:: Goal of the exercise ::
Using the records that follow, copy every line containing the word "examined".

* START Extracted information *

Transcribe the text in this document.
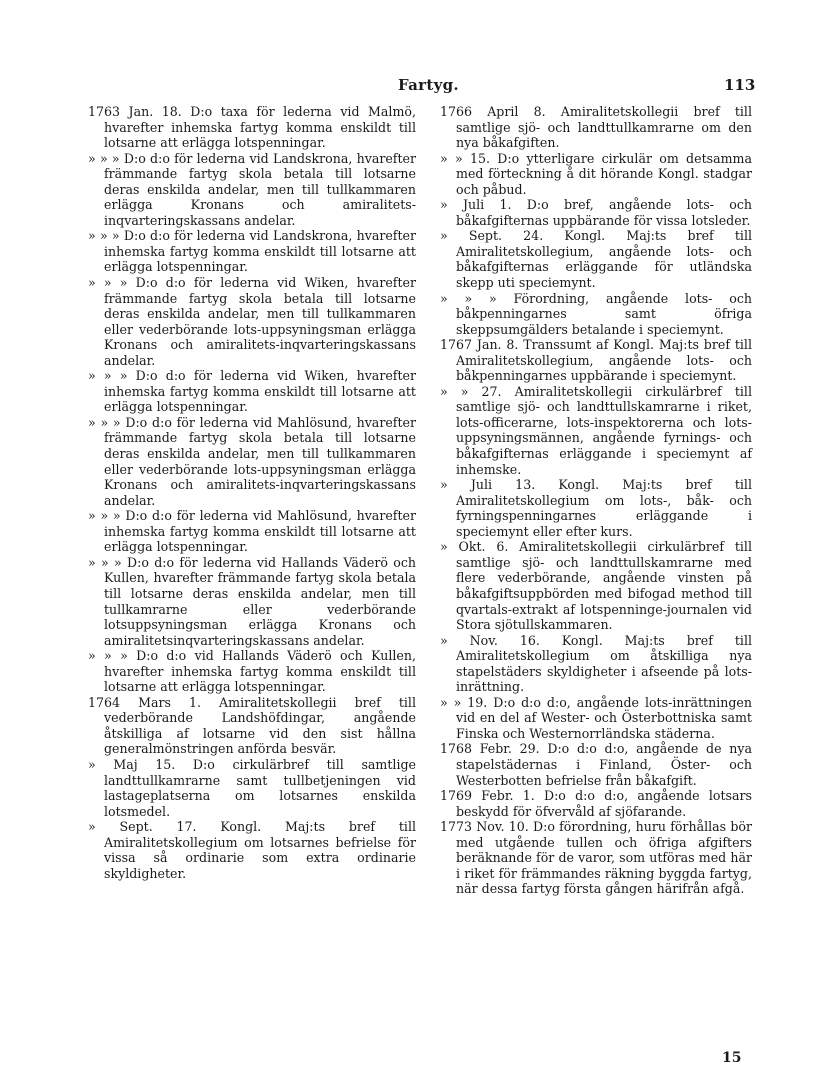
Fartyg.	113

1763 Jan. 18. D:o taxa för lederna vid Malmö, hvarefter inhemska fartyg komma enskildt till lotsarne att erlägga lotspenningar.

» » » D:o d:o för lederna vid Landskrona, hvarefter främmande fartyg skola betala till lotsarne deras enskilda andelar, men till tullkammaren erlägga Kronans och amiralitets-inqvarteringskassans andelar.

» » » D:o d:o för lederna vid Landskrona, hvarefter inhemska fartyg komma enskildt till lotsarne att erlägga lotspenningar.

» » » D:o d:o för lederna vid Wiken, hvarefter främmande fartyg skola betala till lotsarne deras enskilda andelar, men till tullkammaren eller vederbörande lots-uppsyningsman erlägga Kronans och amiralitets-inqvarteringskassans andelar.

» » » D:o d:o för lederna vid Wiken, hvarefter inhemska fartyg komma enskildt till lotsarne att erlägga lotspenningar.

» » » D:o d:o för lederna vid Mahlösund, hvarefter främmande fartyg skola betala till lotsarne deras enskilda andelar, men till tullkammaren eller vederbörande lots-uppsyningsman erlägga Kronans och amiralitets-inqvarteringskassans andelar.

» » » D:o d:o för lederna vid Mahlösund, hvarefter inhemska fartyg komma enskildt till lotsarne att erlägga lotspenningar.

» » » D:o d:o för lederna vid Hallands Väderö och Kullen, hvarefter främmande fartyg skola betala till lotsarne deras enskilda andelar, men till tullkamrarne eller vederbörande lotsuppsyningsman erlägga Kronans och amiralitetsinqvarteringskassans andelar.

» » » D:o d:o vid Hallands Väderö och Kullen, hvarefter inhemska fartyg komma enskildt till lotsarne att erlägga lotspenningar.

1764 Mars 1. Amiralitetskollegii bref till vederbörande Landshöfdingar, angående åtskilliga af lotsarne vid den sist hållna generalmönstringen anförda besvär.

» Maj 15. D:o cirkulärbref till samtlige landttullkamrarne samt tullbetjeningen vid lastageplatserna om lotsarnes enskilda lotsmedel.

» Sept. 17. Kongl. Maj:ts bref till Amiralitetskollegium om lotsarnes befrielse för vissa så ordinarie som extra ordinarie skyldigheter.

1766 April 8. Amiralitetskollegii bref till samtlige sjö- och landttullkamrarne om den nya båkafgiften.

» » 15. D:o ytterligare cirkulär om detsamma med förteckning å dit hörande Kongl. stadgar och påbud.

» Juli 1. D:o bref, angående lots- och båkafgifternas uppbärande för vissa lotsleder.

» Sept. 24. Kongl. Maj:ts bref till Amiralitetskollegium, angående lots- och båkafgifternas erläggande för utländska skepp uti speciemynt.

» » » Förordning, angående lots- och båkpenningarnes samt öfriga skeppsumgälders betalande i speciemynt.

1767 Jan. 8. Transsumt af Kongl. Maj:ts bref till Amiralitetskollegium, angående lots- och båkpenningarnes uppbärande i speciemynt.

» » 27. Amiralitetskollegii cirkulärbref till samtlige sjö- och landttullskamrarne i riket, lots-officerarne, lots-inspektorerna och lots-uppsyningsmännen, angående fyrnings- och båkafgifternas erläggande i speciemynt af inhemske.

» Juli 13. Kongl. Maj:ts bref till Amiralitetskollegium om lots-, båk- och fyrningspenningarnes erläggande i speciemynt eller efter kurs.

» Okt. 6. Amiralitetskollegii cirkulärbref till samtlige sjö- och landttullskamrarne med flere vederbörande, angående vinsten på båkafgiftsuppbörden med bifogad method till qvartals-extrakt af lotspenninge-journalen vid Stora sjötullskammaren.

» Nov. 16. Kongl. Maj:ts bref till Amiralitetskollegium om åtskilliga nya stapelstäders skyldigheter i afseende på lots-inrättning.

» » 19. D:o d:o d:o, angående lots-inrättningen vid en del af Wester- och Österbottniska samt Finska och Westernorrländska städerna.

1768 Febr. 29. D:o d:o d:o, angående de nya stapelstädernas i Finland, Öster- och Westerbotten befrielse från båkafgift.

1769 Febr. 1. D:o d:o d:o, angående lotsars beskydd för öfvervåld af sjöfarande.

1773 Nov. 10. D:o förordning, huru förhållas bör med utgående tullen och öfriga afgifters beräknande för de varor, som utföras med här i riket för främmandes räkning byggda fartyg, när dessa fartyg första gången härifrån afgå.

15
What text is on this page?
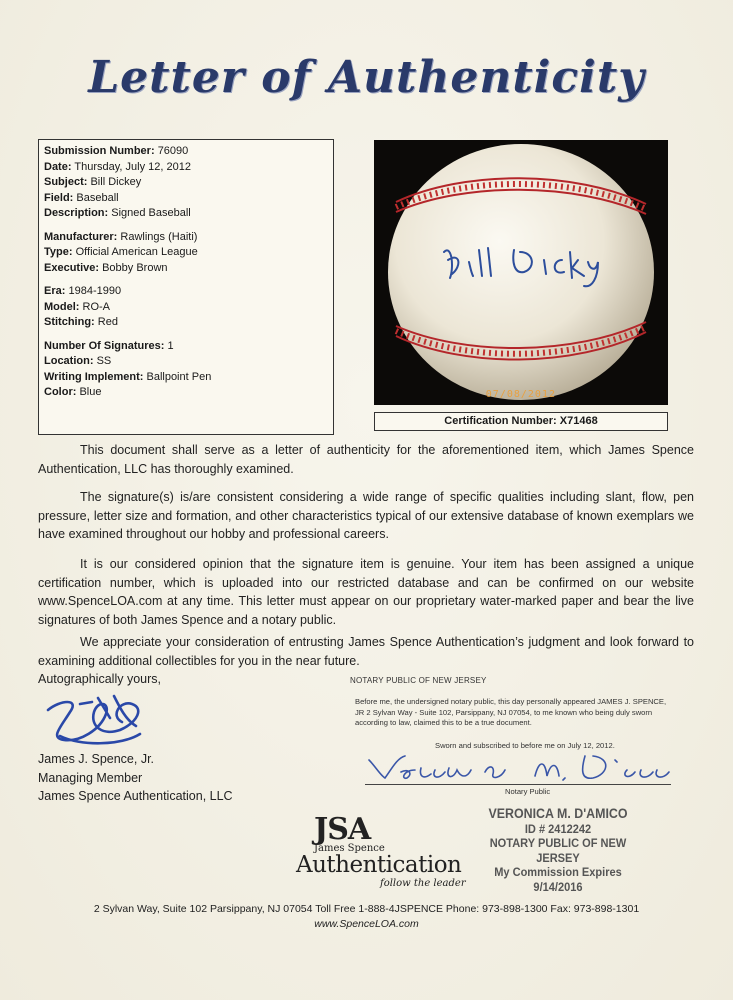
Letter of Authenticity
Submission Number: 76090
Date: Thursday, July 12, 2012
Subject: Bill Dickey
Field: Baseball
Description: Signed Baseball
Manufacturer: Rawlings (Haiti)
Type: Official American League
Executive: Bobby Brown
Era: 1984-1990
Model: RO-A
Stitching: Red
Number Of Signatures: 1
Location: SS
Writing Implement: Ballpoint Pen
Color: Blue	07/08/2012
Certification Number: X71468
This document shall serve as a letter of authenticity for the aforementioned item, which James Spence Authentication, LLC has thoroughly examined.
The signature(s) is/are consistent considering a wide range of specific qualities including slant, flow, pen pressure, letter size and formation, and other characteristics typical of our extensive database of known exemplars we have examined throughout our hobby and professional careers.
It is our considered opinion that the signature item is genuine. Your item has been assigned a unique certification number, which is uploaded into our restricted database and can be confirmed on our website www.SpenceLOA.com at any time. This letter must appear on our proprietary water-marked paper and bear the live signatures of both James Spence and a notary public.
We appreciate your consideration of entrusting James Spence Authentication’s judgment and look forward to examining additional collectibles for you in the near future.
Autographically yours,
James J. Spence, Jr.
Managing Member
James Spence Authentication, LLC
NOTARY PUBLIC OF NEW JERSEY
Before me, the undersigned notary public, this day personally appeared JAMES J. SPENCE, JR 2 Sylvan Way - Suite 102, Parsippany, NJ 07054, to me known who being duly sworn according to law, claimed this to be a true document.
Sworn and subscribed to before me on July 12, 2012.
Notary Public
JSA
James Spence
Authentication
follow the leader
VERONICA M. D'AMICO
ID # 2412242
NOTARY PUBLIC OF NEW JERSEY
My Commission Expires 9/14/2016
2 Sylvan Way, Suite 102 Parsippany, NJ 07054 Toll Free 1-888-4JSPENCE Phone: 973-898-1300 Fax: 973-898-1301
www.SpenceLOA.com
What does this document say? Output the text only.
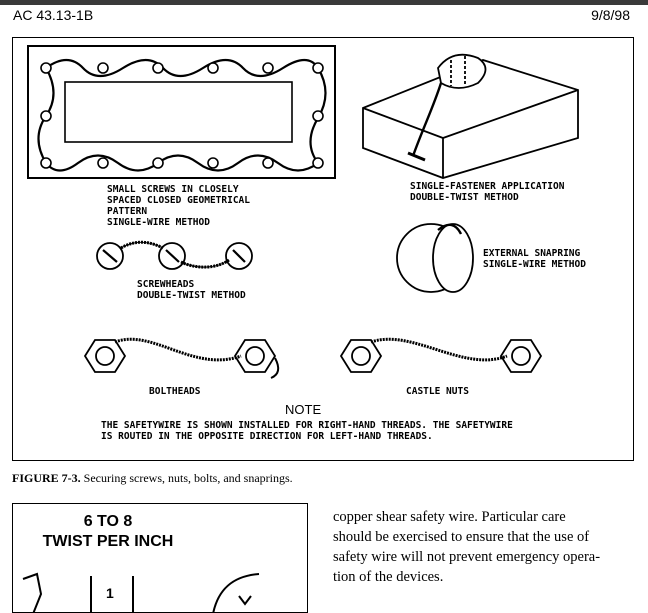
AC 43.13-1B	9/8/98
SMALL SCREWS IN CLOSELY
SPACED CLOSED GEOMETRICAL
PATTERN
SINGLE-WIRE METHOD
SINGLE-FASTENER APPLICATION
DOUBLE-TWIST METHOD
EXTERNAL SNAPRING
SINGLE-WIRE METHOD
SCREWHEADS
DOUBLE-TWIST METHOD
BOLTHEADS	CASTLE NUTS
THE SAFETYWIRE IS SHOWN INSTALLED FOR RIGHT-HAND THREADS. THE SAFETYWIRE
IS ROUTED IN THE OPPOSITE DIRECTION FOR LEFT-HAND THREADS.
NOTE
FIGURE 7-3. Securing screws, nuts, bolts, and snaprings.
6 TO 8
TWIST PER INCH
1
copper shear safety wire. Particular care
should be exercised to ensure that the use of
safety wire will not prevent emergency opera-
tion of the devices.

* END Extracted information *

:: Result ::
This document shall serve as a letter of authenticity for the aforementioned item, which James Spence Authentication, LLC has thoroughly examined.
The signature(s) is/are consistent considering a wide range of specific qualities including slant, flow, pen pressure, letter size and formation, and other characteristics typical of our extensive database of known exemplars we have examined throughout our hobby and professional careers.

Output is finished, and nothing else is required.